GIVEN TASK ▸
Below are some entries. Copy each line that holds the string "Validation".

DATASET CONTENT ▸

######

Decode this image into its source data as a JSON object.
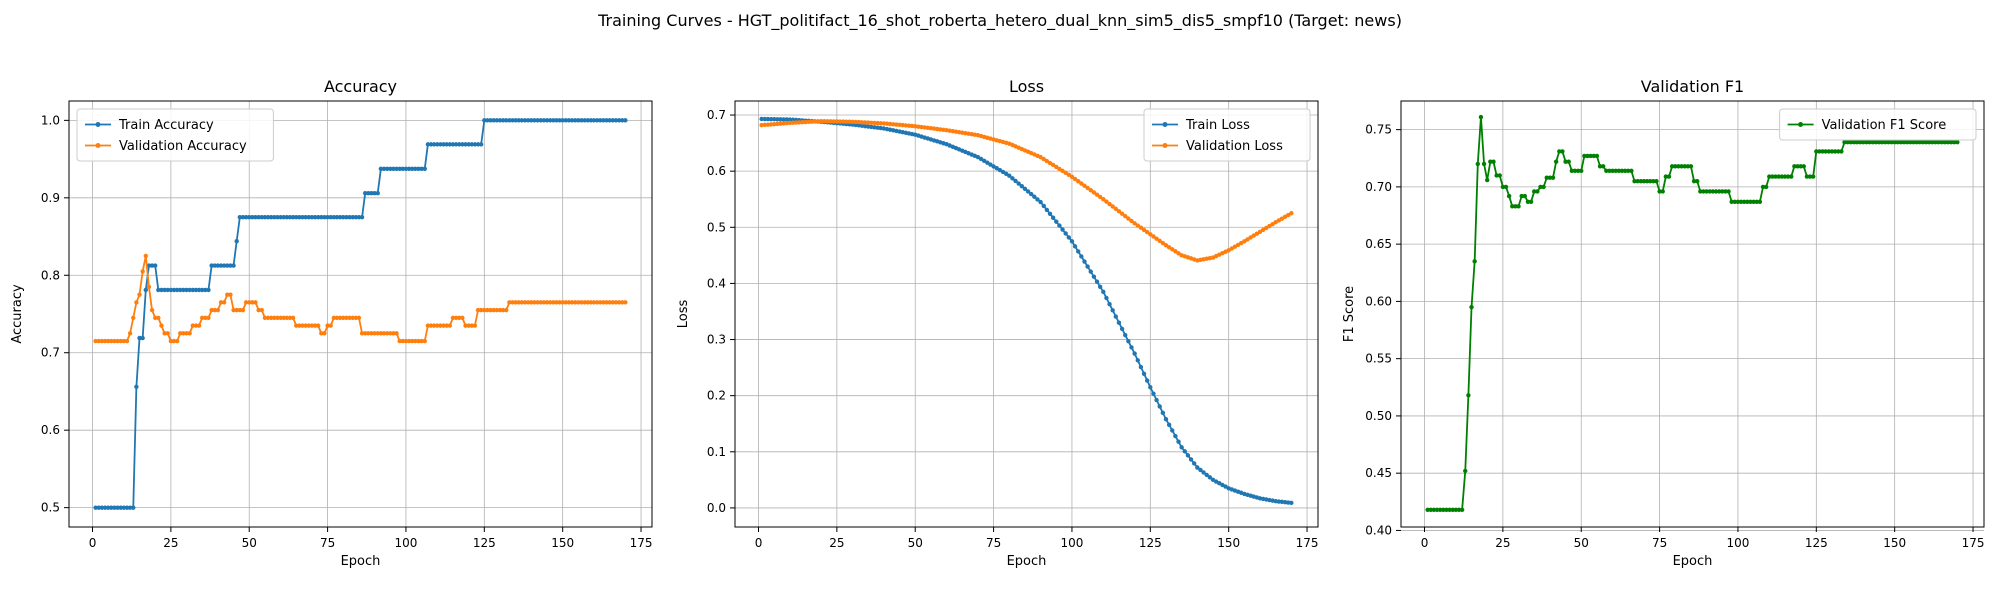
{
  "figure": {
    "suptitle": "Training Curves - HGT_politifact_16_shot_roberta_hetero_dual_knn_sim5_dis5_smpf10 (Target: news)"
  },
  "colors": {
    "blue": "#1f77b4",
    "orange": "#ff7f0e",
    "green": "#008000",
    "grid": "#b0b0b0"
  },
  "chart_data": [
    {
      "type": "line",
      "title": "Accuracy",
      "xlabel": "Epoch",
      "ylabel": "Accuracy",
      "xlim": [
        -7.5,
        178.5
      ],
      "ylim": [
        0.475,
        1.025
      ],
      "xticks": [
        0,
        25,
        50,
        75,
        100,
        125,
        150,
        175
      ],
      "yticks": [
        0.5,
        0.6,
        0.7,
        0.8,
        0.9,
        1.0
      ],
      "ytick_labels": [
        "0.5",
        "0.6",
        "0.7",
        "0.8",
        "0.9",
        "1.0"
      ],
      "grid": true,
      "legend": "upper-left",
      "series": [
        {
          "name": "Train Accuracy",
          "color": "#1f77b4",
          "segments": [
            [
              1,
              13,
              0.5
            ],
            [
              14,
              14,
              0.656
            ],
            [
              15,
              16,
              0.719
            ],
            [
              17,
              17,
              0.781
            ],
            [
              18,
              20,
              0.8125
            ],
            [
              21,
              37,
              0.781
            ],
            [
              38,
              45,
              0.8125
            ],
            [
              46,
              46,
              0.844
            ],
            [
              47,
              86,
              0.875
            ],
            [
              87,
              91,
              0.906
            ],
            [
              92,
              106,
              0.9375
            ],
            [
              107,
              124,
              0.969
            ],
            [
              125,
              170,
              1.0
            ]
          ]
        },
        {
          "name": "Validation Accuracy",
          "color": "#ff7f0e",
          "segments": [
            [
              1,
              11,
              0.715
            ],
            [
              12,
              12,
              0.725
            ],
            [
              13,
              13,
              0.745
            ],
            [
              14,
              14,
              0.765
            ],
            [
              15,
              15,
              0.775
            ],
            [
              16,
              16,
              0.805
            ],
            [
              17,
              17,
              0.825
            ],
            [
              18,
              18,
              0.785
            ],
            [
              19,
              19,
              0.755
            ],
            [
              20,
              21,
              0.745
            ],
            [
              22,
              22,
              0.735
            ],
            [
              23,
              24,
              0.725
            ],
            [
              25,
              27,
              0.715
            ],
            [
              28,
              31,
              0.725
            ],
            [
              32,
              34,
              0.735
            ],
            [
              35,
              37,
              0.745
            ],
            [
              38,
              40,
              0.755
            ],
            [
              41,
              42,
              0.765
            ],
            [
              43,
              44,
              0.775
            ],
            [
              45,
              48,
              0.755
            ],
            [
              49,
              52,
              0.765
            ],
            [
              53,
              54,
              0.755
            ],
            [
              55,
              64,
              0.745
            ],
            [
              65,
              72,
              0.735
            ],
            [
              73,
              74,
              0.725
            ],
            [
              75,
              76,
              0.735
            ],
            [
              77,
              85,
              0.745
            ],
            [
              86,
              97,
              0.725
            ],
            [
              98,
              106,
              0.715
            ],
            [
              107,
              114,
              0.735
            ],
            [
              115,
              118,
              0.745
            ],
            [
              119,
              122,
              0.735
            ],
            [
              123,
              132,
              0.755
            ],
            [
              133,
              170,
              0.765
            ]
          ]
        }
      ]
    },
    {
      "type": "line",
      "title": "Loss",
      "xlabel": "Epoch",
      "ylabel": "Loss",
      "xlim": [
        -7.5,
        178.5
      ],
      "ylim": [
        -0.034,
        0.725
      ],
      "xticks": [
        0,
        25,
        50,
        75,
        100,
        125,
        150,
        175
      ],
      "yticks": [
        0.0,
        0.1,
        0.2,
        0.3,
        0.4,
        0.5,
        0.6,
        0.7
      ],
      "ytick_labels": [
        "0.0",
        "0.1",
        "0.2",
        "0.3",
        "0.4",
        "0.5",
        "0.6",
        "0.7"
      ],
      "grid": true,
      "legend": "upper-right",
      "series": [
        {
          "name": "Train Loss",
          "color": "#1f77b4",
          "keypoints": [
            [
              1,
              0.693
            ],
            [
              10,
              0.692
            ],
            [
              20,
              0.688
            ],
            [
              30,
              0.683
            ],
            [
              40,
              0.676
            ],
            [
              50,
              0.665
            ],
            [
              60,
              0.648
            ],
            [
              70,
              0.625
            ],
            [
              80,
              0.592
            ],
            [
              90,
              0.545
            ],
            [
              100,
              0.475
            ],
            [
              110,
              0.385
            ],
            [
              120,
              0.275
            ],
            [
              125,
              0.215
            ],
            [
              130,
              0.158
            ],
            [
              135,
              0.108
            ],
            [
              140,
              0.072
            ],
            [
              145,
              0.05
            ],
            [
              150,
              0.035
            ],
            [
              155,
              0.025
            ],
            [
              160,
              0.017
            ],
            [
              165,
              0.012
            ],
            [
              170,
              0.009
            ]
          ]
        },
        {
          "name": "Validation Loss",
          "color": "#ff7f0e",
          "keypoints": [
            [
              1,
              0.682
            ],
            [
              10,
              0.686
            ],
            [
              20,
              0.689
            ],
            [
              30,
              0.688
            ],
            [
              40,
              0.685
            ],
            [
              50,
              0.68
            ],
            [
              60,
              0.673
            ],
            [
              70,
              0.664
            ],
            [
              80,
              0.649
            ],
            [
              90,
              0.625
            ],
            [
              100,
              0.59
            ],
            [
              110,
              0.55
            ],
            [
              120,
              0.507
            ],
            [
              130,
              0.468
            ],
            [
              135,
              0.45
            ],
            [
              140,
              0.441
            ],
            [
              145,
              0.446
            ],
            [
              150,
              0.459
            ],
            [
              155,
              0.475
            ],
            [
              160,
              0.492
            ],
            [
              165,
              0.509
            ],
            [
              170,
              0.525
            ]
          ]
        }
      ]
    },
    {
      "type": "line",
      "title": "Validation F1",
      "xlabel": "Epoch",
      "ylabel": "F1 Score",
      "xlim": [
        -7.5,
        178.5
      ],
      "ylim": [
        0.403,
        0.775
      ],
      "xticks": [
        0,
        25,
        50,
        75,
        100,
        125,
        150,
        175
      ],
      "yticks": [
        0.4,
        0.45,
        0.5,
        0.55,
        0.6,
        0.65,
        0.7,
        0.75
      ],
      "ytick_labels": [
        "0.40",
        "0.45",
        "0.50",
        "0.55",
        "0.60",
        "0.65",
        "0.70",
        "0.75"
      ],
      "grid": true,
      "legend": "upper-right",
      "series": [
        {
          "name": "Validation F1 Score",
          "color": "#008000",
          "segments": [
            [
              1,
              12,
              0.418
            ],
            [
              13,
              13,
              0.452
            ],
            [
              14,
              14,
              0.518
            ],
            [
              15,
              15,
              0.595
            ],
            [
              16,
              16,
              0.635
            ],
            [
              17,
              17,
              0.72
            ],
            [
              18,
              18,
              0.761
            ],
            [
              19,
              19,
              0.72
            ],
            [
              20,
              20,
              0.706
            ],
            [
              21,
              22,
              0.722
            ],
            [
              23,
              24,
              0.71
            ],
            [
              25,
              26,
              0.7
            ],
            [
              27,
              27,
              0.692
            ],
            [
              28,
              28,
              0.683
            ],
            [
              29,
              30,
              0.683
            ],
            [
              31,
              32,
              0.692
            ],
            [
              33,
              34,
              0.687
            ],
            [
              35,
              36,
              0.696
            ],
            [
              37,
              38,
              0.7
            ],
            [
              39,
              41,
              0.708
            ],
            [
              42,
              42,
              0.722
            ],
            [
              43,
              44,
              0.731
            ],
            [
              45,
              46,
              0.722
            ],
            [
              47,
              50,
              0.714
            ],
            [
              51,
              55,
              0.727
            ],
            [
              56,
              57,
              0.718
            ],
            [
              58,
              66,
              0.714
            ],
            [
              67,
              74,
              0.705
            ],
            [
              75,
              76,
              0.696
            ],
            [
              77,
              78,
              0.709
            ],
            [
              79,
              85,
              0.718
            ],
            [
              86,
              87,
              0.705
            ],
            [
              88,
              97,
              0.696
            ],
            [
              98,
              107,
              0.687
            ],
            [
              108,
              109,
              0.7
            ],
            [
              110,
              117,
              0.709
            ],
            [
              118,
              121,
              0.718
            ],
            [
              122,
              124,
              0.709
            ],
            [
              125,
              133,
              0.731
            ],
            [
              134,
              170,
              0.739
            ]
          ]
        }
      ]
    }
  ]
}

######

THE SOLUTION ▸
          "name": "Validation Accuracy",
          "name": "Validation Loss",
      "title": "Validation F1",
          "name": "Validation F1 Score",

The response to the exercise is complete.